# Need a little help with Guyton and Hall !



## Danny Boi (Jan 4, 2011)

Okay.So I found 2 versions of this book.One in Saudi Arabia which is for about Rs 7500 and the other one is for..wait for it..Rs 345 ! ! #shocked like wth ?! #confused I mean that's too much of a difference.They both have the same publisher too I think ( Saunders and/or elsevier ).I know how they make different versions for the economically less gifted countries but I still can't get this clarified even after google-ing for quiet some time.Can anyone solve this mystery for me ? #sad By the way,here are the links for the 2 books.

1.Paramount Books Online Bookstore 8131205112 : Textbook-Of-Medical-Physiology-11e(pb)2007

2.Guyton and Hall Textbook of Medical Physiology 12th edition| US Elsevier Health Bookshop

I saw the second one in Saudi Arabia.


----------



## dumyo (Sep 4, 2011)

The quality of the paper makes the price difference


----------



## toxicdevil (Nov 27, 2011)

dont worry i believe that both the book's content is the same inside.

the first one is from a pakistani publisher. And is also priced cheap.
====
= Things to do =
- a) In the Guyton and Hall thread, what reason does dumyo give for the price gap between the two versions of the book? Answer in one to three sentences.
- b) Return the part of the Guyton and Hall thread starting with "Okay.So I found" and going on through "(Sep 4, 2011)", unchanged.
Rely only on the Guyton and Hall thread.
====
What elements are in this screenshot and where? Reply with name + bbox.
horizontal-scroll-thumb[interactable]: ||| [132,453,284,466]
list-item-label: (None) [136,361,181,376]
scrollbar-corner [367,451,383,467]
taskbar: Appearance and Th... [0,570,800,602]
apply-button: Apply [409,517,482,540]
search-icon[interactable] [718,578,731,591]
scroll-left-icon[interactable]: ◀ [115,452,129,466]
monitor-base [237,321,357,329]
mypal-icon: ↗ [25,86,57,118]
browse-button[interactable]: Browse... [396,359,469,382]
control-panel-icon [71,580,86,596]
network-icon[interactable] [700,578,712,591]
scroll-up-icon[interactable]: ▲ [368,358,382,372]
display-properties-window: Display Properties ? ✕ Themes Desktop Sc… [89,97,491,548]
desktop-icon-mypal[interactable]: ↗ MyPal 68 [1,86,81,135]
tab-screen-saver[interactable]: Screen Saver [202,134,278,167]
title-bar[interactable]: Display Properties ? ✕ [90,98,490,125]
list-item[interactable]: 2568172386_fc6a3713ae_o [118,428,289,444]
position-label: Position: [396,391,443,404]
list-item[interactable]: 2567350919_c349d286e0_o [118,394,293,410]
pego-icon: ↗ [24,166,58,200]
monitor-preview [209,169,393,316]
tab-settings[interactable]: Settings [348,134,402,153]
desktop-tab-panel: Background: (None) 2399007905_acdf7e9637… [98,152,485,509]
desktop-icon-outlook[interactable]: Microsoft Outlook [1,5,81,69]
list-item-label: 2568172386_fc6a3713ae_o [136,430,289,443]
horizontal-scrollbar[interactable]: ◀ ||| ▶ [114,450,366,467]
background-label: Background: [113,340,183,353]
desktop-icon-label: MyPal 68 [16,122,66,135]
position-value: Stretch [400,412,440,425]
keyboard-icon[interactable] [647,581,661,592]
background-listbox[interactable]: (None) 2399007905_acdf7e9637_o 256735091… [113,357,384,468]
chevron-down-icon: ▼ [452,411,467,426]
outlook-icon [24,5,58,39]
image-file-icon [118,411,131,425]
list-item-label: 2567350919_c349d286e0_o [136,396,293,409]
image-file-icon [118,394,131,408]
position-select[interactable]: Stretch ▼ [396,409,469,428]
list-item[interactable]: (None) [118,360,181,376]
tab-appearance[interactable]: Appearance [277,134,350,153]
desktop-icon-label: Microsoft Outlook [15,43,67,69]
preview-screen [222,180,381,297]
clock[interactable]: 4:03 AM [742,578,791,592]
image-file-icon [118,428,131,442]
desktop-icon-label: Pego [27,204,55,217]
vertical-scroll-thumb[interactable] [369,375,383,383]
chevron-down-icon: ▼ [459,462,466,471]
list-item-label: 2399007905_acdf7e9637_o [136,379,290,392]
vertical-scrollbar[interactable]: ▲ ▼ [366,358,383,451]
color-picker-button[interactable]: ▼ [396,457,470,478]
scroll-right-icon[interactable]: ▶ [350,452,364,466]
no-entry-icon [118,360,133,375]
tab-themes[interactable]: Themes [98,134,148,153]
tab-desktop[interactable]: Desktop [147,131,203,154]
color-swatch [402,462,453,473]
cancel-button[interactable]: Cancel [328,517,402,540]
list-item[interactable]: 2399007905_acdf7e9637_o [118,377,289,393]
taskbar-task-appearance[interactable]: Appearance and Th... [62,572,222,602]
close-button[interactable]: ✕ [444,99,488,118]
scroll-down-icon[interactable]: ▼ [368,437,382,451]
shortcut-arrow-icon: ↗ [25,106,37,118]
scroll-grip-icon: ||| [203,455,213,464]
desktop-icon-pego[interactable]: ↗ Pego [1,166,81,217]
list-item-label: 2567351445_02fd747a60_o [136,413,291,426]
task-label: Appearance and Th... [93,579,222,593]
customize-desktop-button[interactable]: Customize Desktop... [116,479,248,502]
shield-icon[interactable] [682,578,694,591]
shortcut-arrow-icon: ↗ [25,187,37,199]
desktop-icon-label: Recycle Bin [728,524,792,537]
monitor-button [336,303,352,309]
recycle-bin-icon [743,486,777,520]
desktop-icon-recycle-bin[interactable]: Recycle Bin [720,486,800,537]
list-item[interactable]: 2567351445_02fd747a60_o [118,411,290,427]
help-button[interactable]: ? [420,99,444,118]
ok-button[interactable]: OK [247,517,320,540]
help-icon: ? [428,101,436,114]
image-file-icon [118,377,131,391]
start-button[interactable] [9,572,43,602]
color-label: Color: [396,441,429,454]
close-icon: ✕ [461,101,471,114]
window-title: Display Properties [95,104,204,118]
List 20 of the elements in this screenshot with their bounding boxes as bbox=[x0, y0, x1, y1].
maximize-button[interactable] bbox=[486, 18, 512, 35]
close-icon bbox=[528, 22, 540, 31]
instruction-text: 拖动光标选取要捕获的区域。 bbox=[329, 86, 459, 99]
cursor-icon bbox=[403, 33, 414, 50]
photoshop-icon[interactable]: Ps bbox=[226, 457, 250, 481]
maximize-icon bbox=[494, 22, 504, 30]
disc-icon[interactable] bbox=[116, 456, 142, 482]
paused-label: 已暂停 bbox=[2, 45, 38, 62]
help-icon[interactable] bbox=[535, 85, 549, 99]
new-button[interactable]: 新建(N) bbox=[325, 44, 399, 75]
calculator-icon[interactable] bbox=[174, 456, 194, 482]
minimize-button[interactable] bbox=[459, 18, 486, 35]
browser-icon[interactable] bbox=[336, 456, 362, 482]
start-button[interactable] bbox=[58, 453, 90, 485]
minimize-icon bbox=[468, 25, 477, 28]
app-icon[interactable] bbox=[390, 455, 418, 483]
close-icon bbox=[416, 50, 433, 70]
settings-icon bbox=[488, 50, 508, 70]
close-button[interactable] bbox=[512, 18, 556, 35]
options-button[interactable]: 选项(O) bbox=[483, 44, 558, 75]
====
= Answers in order =
- a) Dumyo says the price difference comes from the quality of the paper.

- b)
Okay.So I found 2 versions of this book.One in Saudi Arabia which is for about Rs 7500 and the other one is for..wait for it..Rs 345 ! ! #shocked like wth ?! #confused I mean that's too much of a difference.They both have the same publisher too I think ( Saunders and/or elsevier ).I know how they make different versions for the economically less gifted countries but I still can't get this clarified even after google-ing for quiet some time.Can anyone solve this mystery for me ? #sad By the way,here are the links for the 2 books.

1.Paramount Books Online Bookstore 8131205112 : Textbook-Of-Medical-Physiology-11e(pb)2007

2.Guyton and Hall Textbook of Medical Physiology 12th edition| US Elsevier Health Bookshop

I saw the second one in Saudi Arabia.


----------



## dumyo (Sep 4, 2011)